WRITTEN EXERCISE:
Give all the lines below again, exactly, with no pictures.
※
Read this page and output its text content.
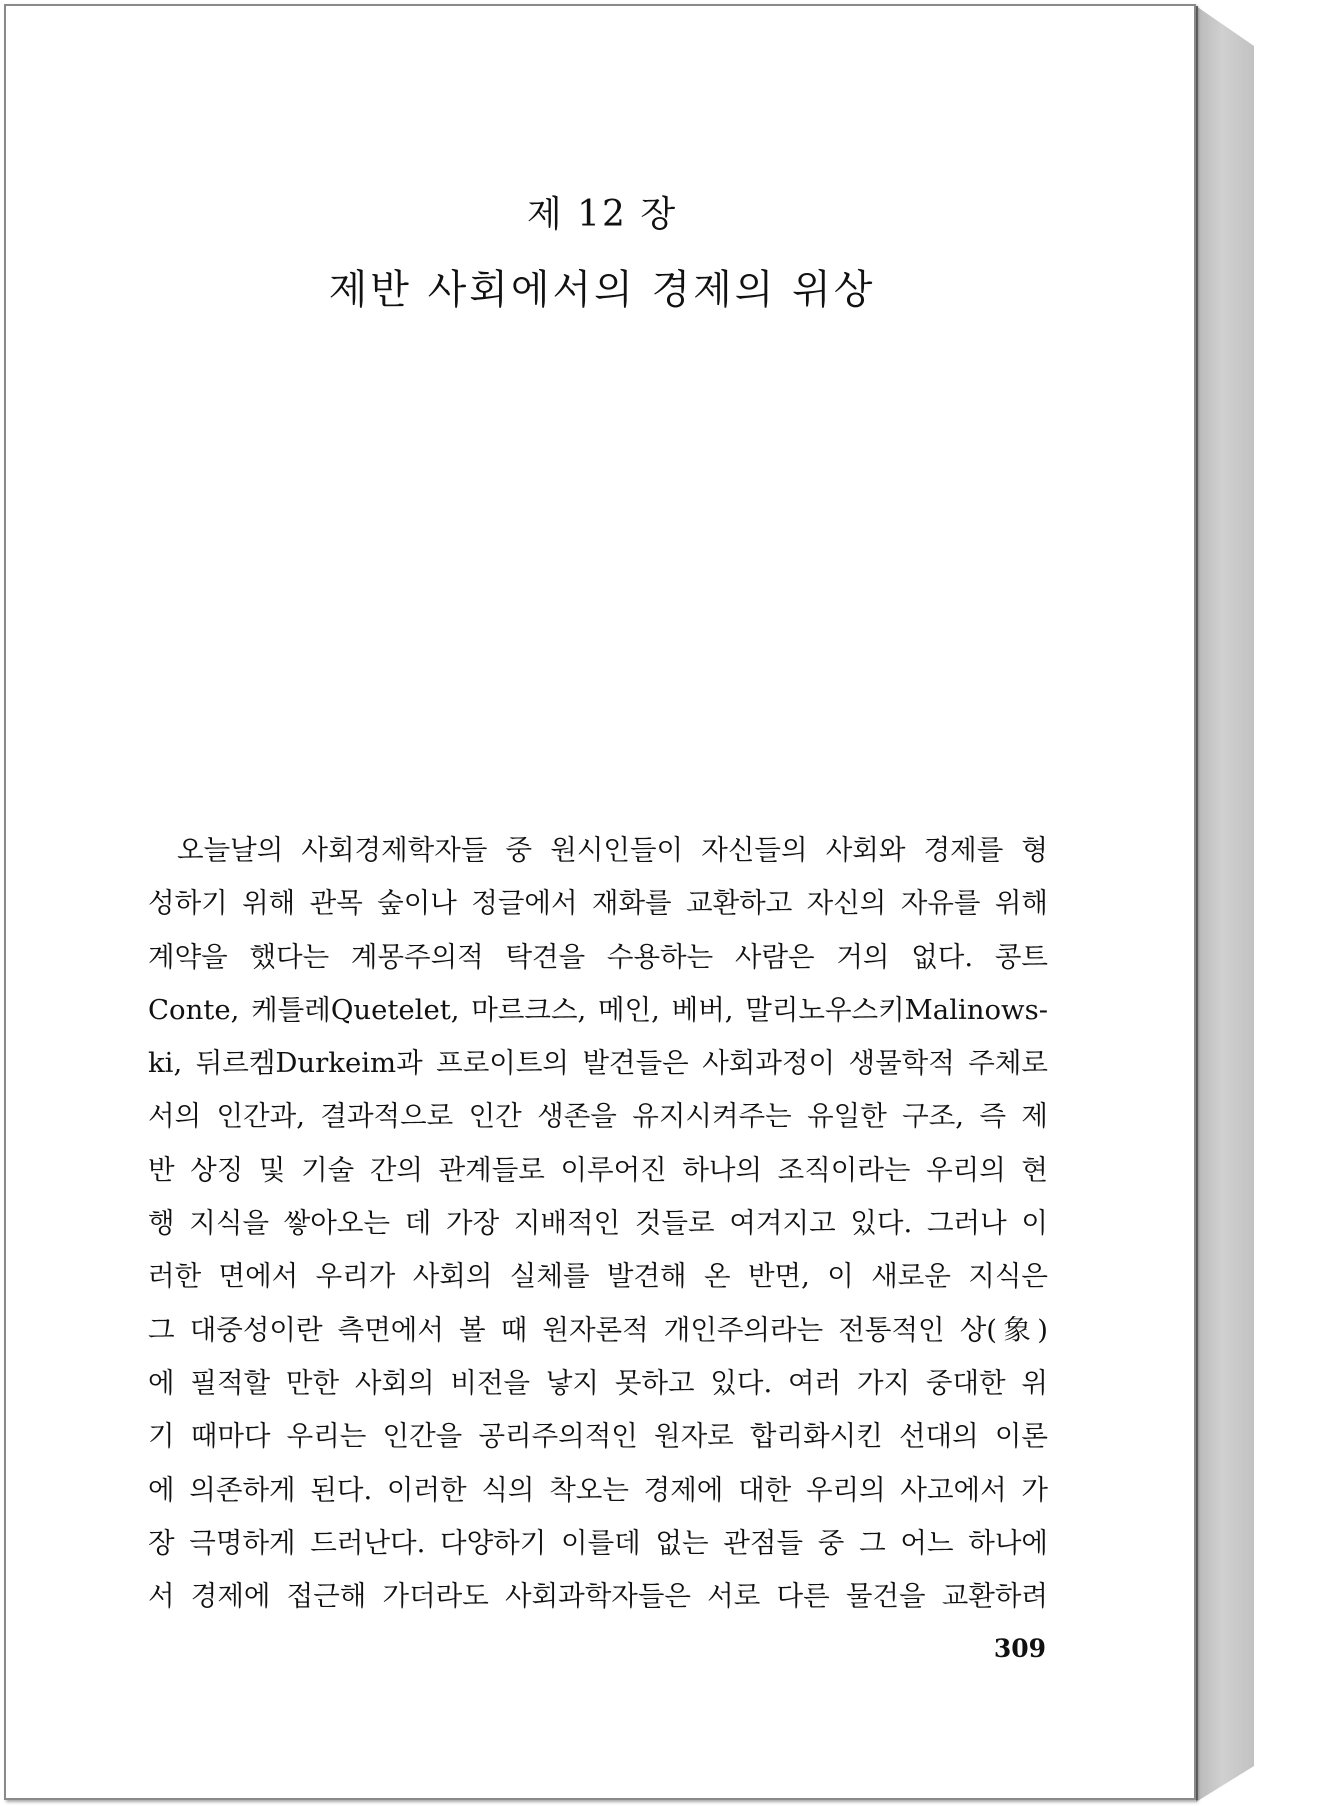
제 12 장
제반 사회에서의 경제의 위상
오늘날의 사회경제학자들 중 원시인들이 자신들의 사회와 경제를 형
성하기 위해 관목 숲이나 정글에서 재화를 교환하고 자신의 자유를 위해
계약을 했다는 계몽주의적 탁견을 수용하는 사람은 거의 없다. 콩트
Conte, 케틀레Quetelet, 마르크스, 메인, 베버, 말리노우스키Malinows-
ki, 뒤르켐Durkeim과 프로이트의 발견들은 사회과정이 생물학적 주체로
서의 인간과, 결과적으로 인간 생존을 유지시켜주는 유일한 구조, 즉 제
반 상징 및 기술 간의 관계들로 이루어진 하나의 조직이라는 우리의 현
행 지식을 쌓아오는 데 가장 지배적인 것들로 여겨지고 있다. 그러나 이
러한 면에서 우리가 사회의 실체를 발견해 온 반면, 이 새로운 지식은
그 대중성이란 측면에서 볼 때 원자론적 개인주의라는 전통적인 상(象)
에 필적할 만한 사회의 비전을 낳지 못하고 있다. 여러 가지 중대한 위
기 때마다 우리는 인간을 공리주의적인 원자로 합리화시킨 선대의 이론
에 의존하게 된다. 이러한 식의 착오는 경제에 대한 우리의 사고에서 가
장 극명하게 드러난다. 다양하기 이를데 없는 관점들 중 그 어느 하나에
서 경제에 접근해 가더라도 사회과학자들은 서로 다른 물건을 교환하려
309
※
OUTPUT OF THE TASK:
Read this page and output its text content.
제 12 장
제반 사회에서의 경제의 위상
오늘날의 사회경제학자들 중 원시인들이 자신들의 사회와 경제를 형
성하기 위해 관목 숲이나 정글에서 재화를 교환하고 자신의 자유를 위해
계약을 했다는 계몽주의적 탁견을 수용하는 사람은 거의 없다. 콩트
Conte, 케틀레Quetelet, 마르크스, 메인, 베버, 말리노우스키Malinows-
ki, 뒤르켐Durkeim과 프로이트의 발견들은 사회과정이 생물학적 주체로
서의 인간과, 결과적으로 인간 생존을 유지시켜주는 유일한 구조, 즉 제
반 상징 및 기술 간의 관계들로 이루어진 하나의 조직이라는 우리의 현
행 지식을 쌓아오는 데 가장 지배적인 것들로 여겨지고 있다. 그러나 이
러한 면에서 우리가 사회의 실체를 발견해 온 반면, 이 새로운 지식은
그 대중성이란 측면에서 볼 때 원자론적 개인주의라는 전통적인 상(象)
에 필적할 만한 사회의 비전을 낳지 못하고 있다. 여러 가지 중대한 위
기 때마다 우리는 인간을 공리주의적인 원자로 합리화시킨 선대의 이론
에 의존하게 된다. 이러한 식의 착오는 경제에 대한 우리의 사고에서 가
장 극명하게 드러난다. 다양하기 이를데 없는 관점들 중 그 어느 하나에
서 경제에 접근해 가더라도 사회과학자들은 서로 다른 물건을 교환하려
309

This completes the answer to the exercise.